__Teks Sumber__.

════════════════════

Tarif Integrasi Berlaku, Sejumlah Kendala Masih Dijumpai
Tarif integrasi untuk tiga moda mulai berlaku sejak 11 Agustus 2022. Penumpang yang tertarik mulai menggunakan aplikasi Jaklingko untuk membeli tiket tarif integrasi. Namun, kendala dalam mobilitas masih ditemui.
Oleh
HELENA FRANSISCA NABABAN
·4 menit baca
JAKARTA, KOMPAS — Mulai 11 Agustus 2022, masyarakat sudah bisa memakai angkutan umum dengan tarif integrasi untuk tiga moda. Namun, perjalanan belum sepenuhnya lancar karena proses pembelian tiket belum lancar. Alat pemindaian barcode di halte Transjakarta juga masih bermasalah.
Dari penelusuran Kompas, Jumat (12/8/2022), pada perjalanan dari Lebak Bulus ke Monas, proses pembelian tiket melalui aplikasi belum lancar. Pembayaran tiket dengan pilihan menggunakan QRIS sempat tidak terbaca oleh aplikasi mobile banking.
Saat pembayaran berhasil dilakukan, tiket tertulis dalam proses tetapi tidak ada tiket yang terkirimkan di akun aplikasi. Akhirnya Kompas mencoba kembali membeli tiket dengan dibantu petugas MRT Jakarta dan berhasil.

════════════════════

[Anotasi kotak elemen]
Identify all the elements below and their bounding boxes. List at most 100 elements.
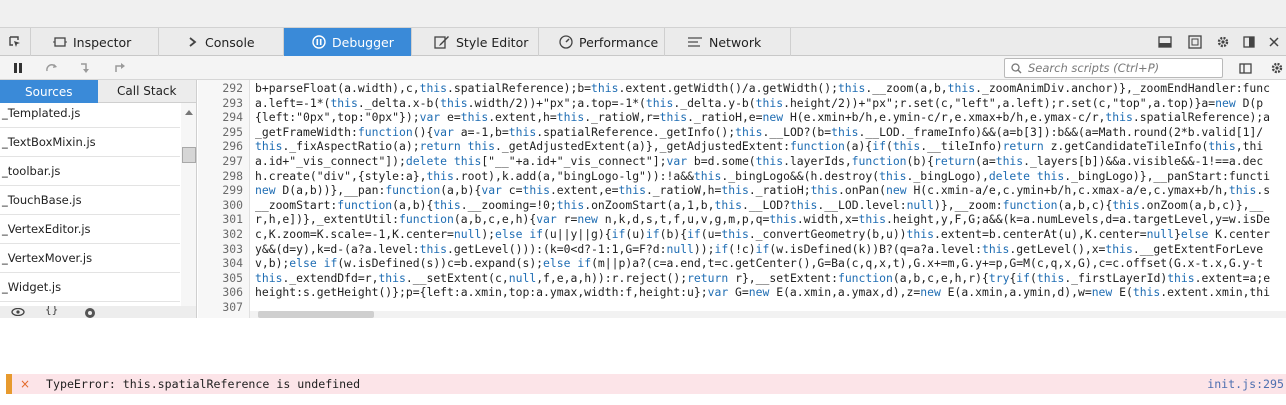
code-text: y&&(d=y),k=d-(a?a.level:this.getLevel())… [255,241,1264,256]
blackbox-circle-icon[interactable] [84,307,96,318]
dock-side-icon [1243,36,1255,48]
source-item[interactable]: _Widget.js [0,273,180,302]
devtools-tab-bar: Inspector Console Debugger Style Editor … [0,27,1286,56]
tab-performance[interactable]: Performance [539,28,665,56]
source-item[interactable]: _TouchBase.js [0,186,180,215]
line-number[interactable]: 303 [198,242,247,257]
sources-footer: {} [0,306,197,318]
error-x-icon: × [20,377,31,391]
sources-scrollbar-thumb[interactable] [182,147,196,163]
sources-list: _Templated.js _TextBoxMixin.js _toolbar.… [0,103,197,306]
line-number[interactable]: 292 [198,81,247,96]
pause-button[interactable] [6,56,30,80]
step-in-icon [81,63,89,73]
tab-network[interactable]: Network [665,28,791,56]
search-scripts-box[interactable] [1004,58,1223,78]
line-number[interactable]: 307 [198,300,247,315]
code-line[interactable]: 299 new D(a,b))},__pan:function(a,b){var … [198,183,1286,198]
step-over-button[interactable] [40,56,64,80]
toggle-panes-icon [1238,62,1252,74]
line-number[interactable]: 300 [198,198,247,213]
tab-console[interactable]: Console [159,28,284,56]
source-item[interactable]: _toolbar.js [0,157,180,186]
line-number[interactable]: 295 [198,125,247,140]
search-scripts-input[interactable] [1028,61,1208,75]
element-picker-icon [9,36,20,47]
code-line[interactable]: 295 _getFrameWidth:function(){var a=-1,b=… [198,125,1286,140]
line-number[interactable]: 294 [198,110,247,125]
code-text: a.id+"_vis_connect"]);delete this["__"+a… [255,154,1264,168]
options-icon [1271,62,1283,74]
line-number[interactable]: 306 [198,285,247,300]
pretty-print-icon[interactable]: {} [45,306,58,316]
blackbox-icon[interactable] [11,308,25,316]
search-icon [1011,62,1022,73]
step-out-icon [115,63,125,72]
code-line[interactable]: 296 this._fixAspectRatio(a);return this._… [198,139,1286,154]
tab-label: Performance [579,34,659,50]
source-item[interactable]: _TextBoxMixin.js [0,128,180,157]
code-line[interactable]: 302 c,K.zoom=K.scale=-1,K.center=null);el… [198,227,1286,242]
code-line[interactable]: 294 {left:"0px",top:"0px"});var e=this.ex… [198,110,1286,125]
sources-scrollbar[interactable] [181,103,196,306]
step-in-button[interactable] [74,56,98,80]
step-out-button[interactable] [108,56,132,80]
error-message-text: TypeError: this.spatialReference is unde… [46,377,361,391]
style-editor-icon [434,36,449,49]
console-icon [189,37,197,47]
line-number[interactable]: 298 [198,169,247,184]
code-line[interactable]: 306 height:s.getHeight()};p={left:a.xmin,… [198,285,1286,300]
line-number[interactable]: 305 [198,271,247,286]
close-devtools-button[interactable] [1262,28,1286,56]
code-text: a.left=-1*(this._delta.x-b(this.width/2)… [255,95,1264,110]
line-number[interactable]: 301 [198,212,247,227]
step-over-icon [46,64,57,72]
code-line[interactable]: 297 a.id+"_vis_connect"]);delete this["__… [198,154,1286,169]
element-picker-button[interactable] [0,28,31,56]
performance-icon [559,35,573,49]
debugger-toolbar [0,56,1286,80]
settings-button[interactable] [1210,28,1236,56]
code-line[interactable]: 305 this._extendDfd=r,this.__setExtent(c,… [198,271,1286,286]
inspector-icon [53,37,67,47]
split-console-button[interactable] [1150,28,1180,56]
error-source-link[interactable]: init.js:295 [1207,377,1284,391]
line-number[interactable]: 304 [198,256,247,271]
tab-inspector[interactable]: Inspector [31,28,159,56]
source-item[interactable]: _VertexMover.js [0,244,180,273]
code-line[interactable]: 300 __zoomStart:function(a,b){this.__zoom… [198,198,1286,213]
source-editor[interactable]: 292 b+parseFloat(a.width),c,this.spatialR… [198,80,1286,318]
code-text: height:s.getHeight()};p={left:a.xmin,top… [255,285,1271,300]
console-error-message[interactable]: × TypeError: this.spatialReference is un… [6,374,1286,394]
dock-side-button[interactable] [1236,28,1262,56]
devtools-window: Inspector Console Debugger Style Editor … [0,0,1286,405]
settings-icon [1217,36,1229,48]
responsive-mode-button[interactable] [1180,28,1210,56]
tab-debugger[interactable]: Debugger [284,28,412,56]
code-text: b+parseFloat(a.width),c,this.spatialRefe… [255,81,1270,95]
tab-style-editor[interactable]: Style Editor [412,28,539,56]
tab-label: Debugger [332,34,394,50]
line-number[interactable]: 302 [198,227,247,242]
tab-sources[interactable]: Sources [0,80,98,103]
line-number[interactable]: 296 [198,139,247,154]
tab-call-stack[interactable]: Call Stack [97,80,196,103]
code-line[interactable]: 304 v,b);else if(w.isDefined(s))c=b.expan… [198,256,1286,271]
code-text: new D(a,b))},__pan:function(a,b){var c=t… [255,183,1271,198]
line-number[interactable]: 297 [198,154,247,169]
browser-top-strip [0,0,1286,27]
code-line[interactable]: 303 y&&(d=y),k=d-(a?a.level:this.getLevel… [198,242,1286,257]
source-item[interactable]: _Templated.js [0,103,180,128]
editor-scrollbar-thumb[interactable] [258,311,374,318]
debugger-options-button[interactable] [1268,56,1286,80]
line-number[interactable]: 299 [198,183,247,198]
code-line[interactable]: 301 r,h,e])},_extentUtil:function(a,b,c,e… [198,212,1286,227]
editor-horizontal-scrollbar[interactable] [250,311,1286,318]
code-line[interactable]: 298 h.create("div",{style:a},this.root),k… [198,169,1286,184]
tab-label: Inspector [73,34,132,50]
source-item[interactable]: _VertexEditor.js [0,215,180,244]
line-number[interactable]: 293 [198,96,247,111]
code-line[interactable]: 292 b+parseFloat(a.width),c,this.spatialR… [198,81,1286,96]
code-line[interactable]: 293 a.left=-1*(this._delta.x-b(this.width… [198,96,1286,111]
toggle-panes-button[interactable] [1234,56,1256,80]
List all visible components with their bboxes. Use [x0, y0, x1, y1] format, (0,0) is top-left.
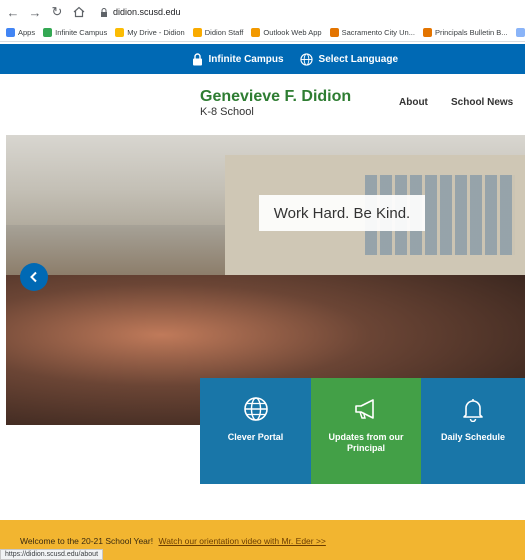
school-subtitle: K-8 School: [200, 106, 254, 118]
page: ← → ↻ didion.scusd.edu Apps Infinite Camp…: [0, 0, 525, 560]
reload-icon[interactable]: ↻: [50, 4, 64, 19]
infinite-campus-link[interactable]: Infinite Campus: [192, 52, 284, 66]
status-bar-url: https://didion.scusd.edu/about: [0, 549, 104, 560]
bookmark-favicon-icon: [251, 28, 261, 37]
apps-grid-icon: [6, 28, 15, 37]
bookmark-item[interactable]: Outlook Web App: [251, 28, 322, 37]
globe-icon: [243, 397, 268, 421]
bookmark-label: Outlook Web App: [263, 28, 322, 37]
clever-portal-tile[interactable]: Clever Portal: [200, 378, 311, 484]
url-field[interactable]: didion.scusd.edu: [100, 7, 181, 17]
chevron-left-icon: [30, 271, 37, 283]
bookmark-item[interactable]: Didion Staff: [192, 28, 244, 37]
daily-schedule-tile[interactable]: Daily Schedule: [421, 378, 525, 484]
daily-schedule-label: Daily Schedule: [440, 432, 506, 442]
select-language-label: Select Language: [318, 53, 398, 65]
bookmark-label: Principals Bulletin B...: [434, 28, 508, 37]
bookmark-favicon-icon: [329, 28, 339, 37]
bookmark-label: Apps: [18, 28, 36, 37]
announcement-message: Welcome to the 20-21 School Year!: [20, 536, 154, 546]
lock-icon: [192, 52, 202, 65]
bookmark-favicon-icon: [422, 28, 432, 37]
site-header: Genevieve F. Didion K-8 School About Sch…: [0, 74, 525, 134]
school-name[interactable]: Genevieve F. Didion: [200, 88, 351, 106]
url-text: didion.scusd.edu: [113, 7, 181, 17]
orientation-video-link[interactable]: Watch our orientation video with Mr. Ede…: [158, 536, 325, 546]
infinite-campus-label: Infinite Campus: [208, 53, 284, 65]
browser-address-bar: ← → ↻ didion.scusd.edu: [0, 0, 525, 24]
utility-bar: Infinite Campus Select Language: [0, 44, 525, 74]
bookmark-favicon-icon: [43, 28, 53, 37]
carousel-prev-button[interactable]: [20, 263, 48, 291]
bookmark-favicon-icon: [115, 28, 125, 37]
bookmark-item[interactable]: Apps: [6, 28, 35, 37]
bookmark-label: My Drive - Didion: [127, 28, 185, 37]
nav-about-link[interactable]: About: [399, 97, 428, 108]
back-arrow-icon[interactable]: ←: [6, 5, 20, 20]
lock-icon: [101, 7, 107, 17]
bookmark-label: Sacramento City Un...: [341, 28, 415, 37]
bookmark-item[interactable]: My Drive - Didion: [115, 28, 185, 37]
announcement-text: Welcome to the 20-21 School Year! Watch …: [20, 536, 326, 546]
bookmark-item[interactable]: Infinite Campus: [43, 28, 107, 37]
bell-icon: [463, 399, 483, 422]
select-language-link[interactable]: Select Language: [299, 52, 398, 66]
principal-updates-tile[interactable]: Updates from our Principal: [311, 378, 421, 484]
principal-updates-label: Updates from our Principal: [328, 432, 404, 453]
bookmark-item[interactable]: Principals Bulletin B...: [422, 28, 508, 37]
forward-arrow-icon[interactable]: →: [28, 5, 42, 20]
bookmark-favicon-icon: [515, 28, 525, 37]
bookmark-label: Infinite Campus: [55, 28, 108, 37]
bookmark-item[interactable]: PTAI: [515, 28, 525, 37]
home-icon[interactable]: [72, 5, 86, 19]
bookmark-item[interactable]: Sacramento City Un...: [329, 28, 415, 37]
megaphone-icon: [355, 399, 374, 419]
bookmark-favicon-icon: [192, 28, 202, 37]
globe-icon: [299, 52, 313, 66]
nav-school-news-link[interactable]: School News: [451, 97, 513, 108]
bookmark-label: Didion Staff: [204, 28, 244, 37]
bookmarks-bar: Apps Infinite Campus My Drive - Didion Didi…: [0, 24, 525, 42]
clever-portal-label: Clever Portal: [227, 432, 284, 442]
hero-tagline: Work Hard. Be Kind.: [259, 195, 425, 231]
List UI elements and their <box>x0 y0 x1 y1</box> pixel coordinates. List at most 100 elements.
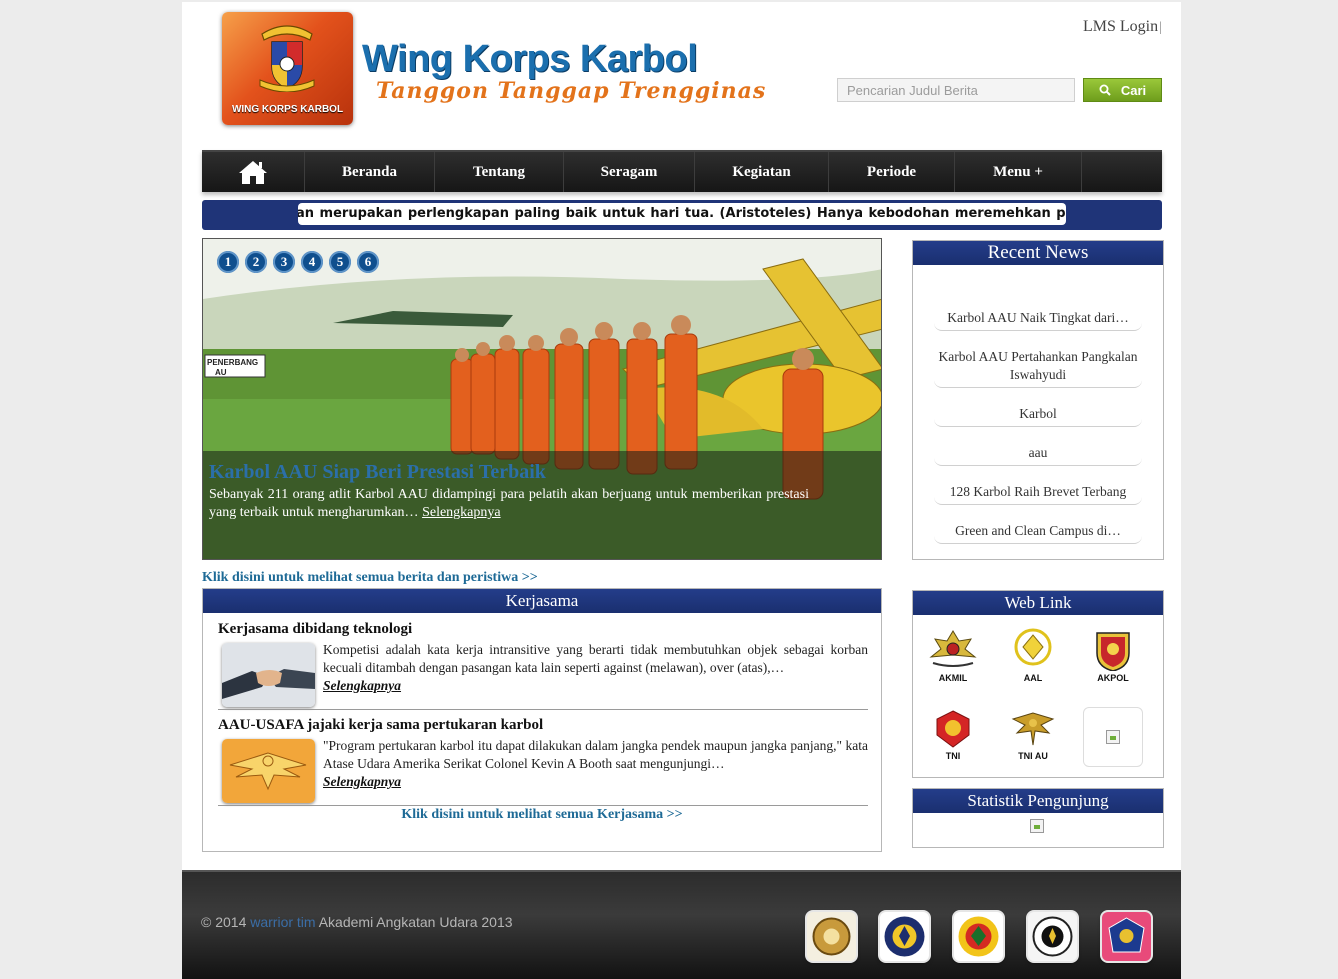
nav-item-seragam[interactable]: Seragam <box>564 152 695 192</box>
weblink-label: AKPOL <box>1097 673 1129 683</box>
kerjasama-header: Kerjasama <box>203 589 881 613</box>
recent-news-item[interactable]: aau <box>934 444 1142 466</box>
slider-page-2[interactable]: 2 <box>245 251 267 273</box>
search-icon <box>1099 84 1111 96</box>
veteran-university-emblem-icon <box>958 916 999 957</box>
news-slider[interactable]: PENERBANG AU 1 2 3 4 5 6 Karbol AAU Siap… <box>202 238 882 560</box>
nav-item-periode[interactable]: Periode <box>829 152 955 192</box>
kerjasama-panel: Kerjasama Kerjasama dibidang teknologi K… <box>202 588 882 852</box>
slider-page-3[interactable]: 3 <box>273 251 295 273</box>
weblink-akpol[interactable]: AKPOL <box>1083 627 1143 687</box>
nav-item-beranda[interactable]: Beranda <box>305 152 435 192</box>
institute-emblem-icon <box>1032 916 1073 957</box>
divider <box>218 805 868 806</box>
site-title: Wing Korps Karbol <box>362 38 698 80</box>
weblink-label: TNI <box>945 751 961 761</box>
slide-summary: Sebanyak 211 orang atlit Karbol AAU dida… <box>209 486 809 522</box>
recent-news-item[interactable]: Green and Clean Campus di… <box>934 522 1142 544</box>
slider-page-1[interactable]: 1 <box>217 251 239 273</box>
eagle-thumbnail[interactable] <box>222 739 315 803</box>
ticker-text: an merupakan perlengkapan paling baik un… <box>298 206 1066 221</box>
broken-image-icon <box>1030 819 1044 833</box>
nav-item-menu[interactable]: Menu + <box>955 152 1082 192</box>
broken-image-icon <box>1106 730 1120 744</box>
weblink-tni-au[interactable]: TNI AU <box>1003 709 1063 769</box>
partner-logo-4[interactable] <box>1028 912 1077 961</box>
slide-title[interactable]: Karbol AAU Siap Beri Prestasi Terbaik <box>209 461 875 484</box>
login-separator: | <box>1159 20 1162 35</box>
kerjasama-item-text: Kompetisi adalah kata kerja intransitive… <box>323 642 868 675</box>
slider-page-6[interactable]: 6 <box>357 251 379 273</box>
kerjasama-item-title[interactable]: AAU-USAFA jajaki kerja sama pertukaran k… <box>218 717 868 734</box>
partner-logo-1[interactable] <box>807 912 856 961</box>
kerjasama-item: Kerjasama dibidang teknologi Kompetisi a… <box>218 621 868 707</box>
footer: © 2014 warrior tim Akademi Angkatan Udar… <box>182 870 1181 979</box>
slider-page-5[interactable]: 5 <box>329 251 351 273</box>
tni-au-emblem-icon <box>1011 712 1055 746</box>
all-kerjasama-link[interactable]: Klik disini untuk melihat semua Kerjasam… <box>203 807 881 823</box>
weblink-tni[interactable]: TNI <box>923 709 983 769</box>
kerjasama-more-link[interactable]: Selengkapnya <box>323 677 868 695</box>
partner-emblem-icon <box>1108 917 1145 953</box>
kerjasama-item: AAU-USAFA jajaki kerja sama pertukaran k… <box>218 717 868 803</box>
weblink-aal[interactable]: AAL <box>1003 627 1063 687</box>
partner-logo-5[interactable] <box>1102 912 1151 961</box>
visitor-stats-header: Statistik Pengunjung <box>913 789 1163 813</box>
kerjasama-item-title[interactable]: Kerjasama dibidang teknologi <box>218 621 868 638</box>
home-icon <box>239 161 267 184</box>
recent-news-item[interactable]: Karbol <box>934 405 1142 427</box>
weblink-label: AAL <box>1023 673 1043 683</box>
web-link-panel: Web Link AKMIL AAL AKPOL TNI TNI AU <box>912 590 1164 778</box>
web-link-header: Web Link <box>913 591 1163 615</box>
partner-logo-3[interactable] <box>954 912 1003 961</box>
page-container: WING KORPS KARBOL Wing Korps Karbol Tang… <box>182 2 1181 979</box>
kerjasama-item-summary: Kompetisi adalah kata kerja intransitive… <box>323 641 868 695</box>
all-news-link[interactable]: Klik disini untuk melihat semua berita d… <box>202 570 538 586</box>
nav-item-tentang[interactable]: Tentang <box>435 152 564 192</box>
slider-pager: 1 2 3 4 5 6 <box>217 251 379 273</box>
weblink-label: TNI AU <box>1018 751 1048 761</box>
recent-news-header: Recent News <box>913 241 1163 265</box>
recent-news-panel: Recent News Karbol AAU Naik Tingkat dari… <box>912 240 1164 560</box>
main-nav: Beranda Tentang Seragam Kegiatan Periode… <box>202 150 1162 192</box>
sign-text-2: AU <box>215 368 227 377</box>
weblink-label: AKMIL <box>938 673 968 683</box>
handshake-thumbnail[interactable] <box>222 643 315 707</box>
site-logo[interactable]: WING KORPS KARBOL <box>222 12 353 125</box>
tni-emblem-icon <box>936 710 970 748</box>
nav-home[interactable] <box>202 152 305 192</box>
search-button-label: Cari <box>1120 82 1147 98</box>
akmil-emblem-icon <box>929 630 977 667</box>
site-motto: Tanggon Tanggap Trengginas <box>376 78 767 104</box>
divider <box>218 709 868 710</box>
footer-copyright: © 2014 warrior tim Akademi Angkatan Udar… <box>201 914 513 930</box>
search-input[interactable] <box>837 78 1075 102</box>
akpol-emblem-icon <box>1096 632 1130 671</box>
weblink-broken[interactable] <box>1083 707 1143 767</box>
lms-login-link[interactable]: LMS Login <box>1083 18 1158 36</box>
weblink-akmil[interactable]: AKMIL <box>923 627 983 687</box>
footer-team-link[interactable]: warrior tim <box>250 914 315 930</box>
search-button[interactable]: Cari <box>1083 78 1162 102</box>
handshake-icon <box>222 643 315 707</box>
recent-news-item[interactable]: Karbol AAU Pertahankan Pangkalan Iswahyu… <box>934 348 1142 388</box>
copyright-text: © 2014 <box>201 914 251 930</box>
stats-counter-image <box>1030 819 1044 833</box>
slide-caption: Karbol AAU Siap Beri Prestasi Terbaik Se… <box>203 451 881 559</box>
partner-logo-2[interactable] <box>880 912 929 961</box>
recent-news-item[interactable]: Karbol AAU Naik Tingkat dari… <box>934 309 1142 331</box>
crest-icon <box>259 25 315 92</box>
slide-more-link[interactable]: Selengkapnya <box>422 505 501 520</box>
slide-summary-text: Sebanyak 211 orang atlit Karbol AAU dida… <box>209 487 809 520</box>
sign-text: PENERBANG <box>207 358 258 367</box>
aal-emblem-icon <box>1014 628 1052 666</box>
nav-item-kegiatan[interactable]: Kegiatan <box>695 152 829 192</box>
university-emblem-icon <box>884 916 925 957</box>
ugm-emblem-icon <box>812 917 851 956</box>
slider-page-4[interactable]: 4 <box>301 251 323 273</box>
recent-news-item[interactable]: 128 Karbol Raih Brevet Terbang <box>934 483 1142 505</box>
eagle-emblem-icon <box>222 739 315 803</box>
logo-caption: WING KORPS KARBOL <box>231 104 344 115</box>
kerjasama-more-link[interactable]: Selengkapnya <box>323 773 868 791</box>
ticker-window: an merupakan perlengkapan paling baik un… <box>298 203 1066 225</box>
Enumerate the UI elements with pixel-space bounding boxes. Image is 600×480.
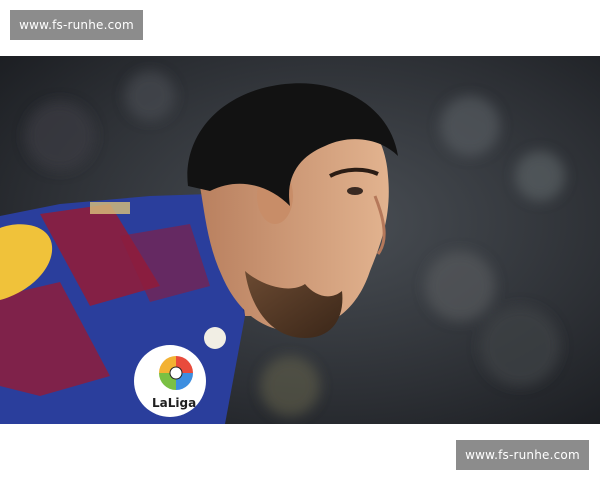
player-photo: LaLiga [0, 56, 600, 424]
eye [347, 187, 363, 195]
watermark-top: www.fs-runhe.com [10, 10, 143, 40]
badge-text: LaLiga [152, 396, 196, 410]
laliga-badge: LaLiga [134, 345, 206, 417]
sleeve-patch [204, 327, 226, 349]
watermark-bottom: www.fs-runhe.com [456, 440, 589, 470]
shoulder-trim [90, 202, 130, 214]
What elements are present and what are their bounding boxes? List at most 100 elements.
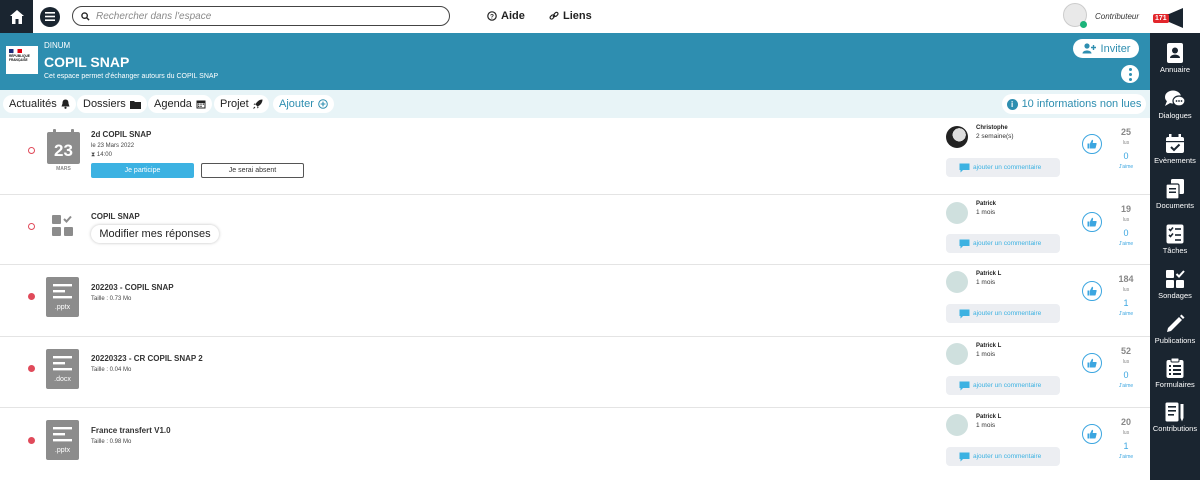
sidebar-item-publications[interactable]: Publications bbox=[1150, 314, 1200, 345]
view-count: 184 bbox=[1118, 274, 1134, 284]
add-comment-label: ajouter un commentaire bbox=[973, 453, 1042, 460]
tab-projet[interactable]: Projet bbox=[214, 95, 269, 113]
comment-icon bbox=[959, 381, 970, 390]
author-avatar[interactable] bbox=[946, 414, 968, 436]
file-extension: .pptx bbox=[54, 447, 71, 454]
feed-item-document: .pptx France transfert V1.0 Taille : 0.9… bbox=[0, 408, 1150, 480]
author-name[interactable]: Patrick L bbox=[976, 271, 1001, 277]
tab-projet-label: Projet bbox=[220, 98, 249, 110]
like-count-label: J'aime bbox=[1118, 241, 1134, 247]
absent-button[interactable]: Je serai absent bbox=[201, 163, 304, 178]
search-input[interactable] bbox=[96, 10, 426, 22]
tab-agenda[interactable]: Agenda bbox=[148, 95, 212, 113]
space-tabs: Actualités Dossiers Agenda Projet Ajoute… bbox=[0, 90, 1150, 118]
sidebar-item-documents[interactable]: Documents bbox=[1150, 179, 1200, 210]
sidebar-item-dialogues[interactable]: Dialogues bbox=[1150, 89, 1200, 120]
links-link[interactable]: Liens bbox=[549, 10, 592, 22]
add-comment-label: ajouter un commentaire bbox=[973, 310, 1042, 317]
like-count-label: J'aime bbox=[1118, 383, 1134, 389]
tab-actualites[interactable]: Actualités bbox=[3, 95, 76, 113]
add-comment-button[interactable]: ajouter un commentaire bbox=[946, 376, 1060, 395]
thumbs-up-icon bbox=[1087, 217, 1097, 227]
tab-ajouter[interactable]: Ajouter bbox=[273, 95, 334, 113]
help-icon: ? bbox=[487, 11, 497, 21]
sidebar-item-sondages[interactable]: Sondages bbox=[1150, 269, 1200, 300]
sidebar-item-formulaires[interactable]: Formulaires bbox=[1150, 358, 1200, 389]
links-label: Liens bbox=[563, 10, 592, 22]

════════════════════

__Tugas yang Dikerjakan__.
(1) Tulis ulang bagian artikel tentang tarif integrasi antara "Dari penelusuran Kompas, Jumat" dan "Jakarta dan berhasil.", termasuk kedua ujungnya. Ganti "tiket" menjadi "karcis".
(2) Ulangi baris-baris dalam daftar di antara baris yang memuat "player-photo: LaLiga [0, 56, 600, 424]" dan baris yang memuat "What elements are", termasuk kedua baris itu, tanpa perubahan apa pun.

__Hasil per Tugas__.
(1)
Dari penelusuran Kompas, Jumat (12/8/2022), pada perjalanan dari Lebak Bulus ke Monas, proses pembelian karcis melalui aplikasi belum lancar. Pembayaran karcis dengan pilihan menggunakan QRIS sempat tidak terbaca oleh aplikasi mobile banking.
Saat pembayaran berhasil dilakukan, karcis tertulis dalam proses tetapi tidak ada karcis yang terkirimkan di akun aplikasi. Akhirnya Kompas mencoba kembali membeli karcis dengan dibantu petugas MRT Jakarta dan berhasil.

(2)
player-photo: LaLiga [0, 56, 600, 424]
eye [347, 187, 363, 195]
watermark-top: www.fs-runhe.com [10, 10, 143, 40]
badge-text: LaLiga [152, 396, 196, 410]
laliga-badge: LaLiga [134, 345, 206, 417]
sleeve-patch [204, 327, 226, 349]
watermark-bottom: www.fs-runhe.com [456, 440, 589, 470]
shoulder-trim [90, 202, 130, 214]
What elements are present and what are their bounding boxes? List at most 100 elements.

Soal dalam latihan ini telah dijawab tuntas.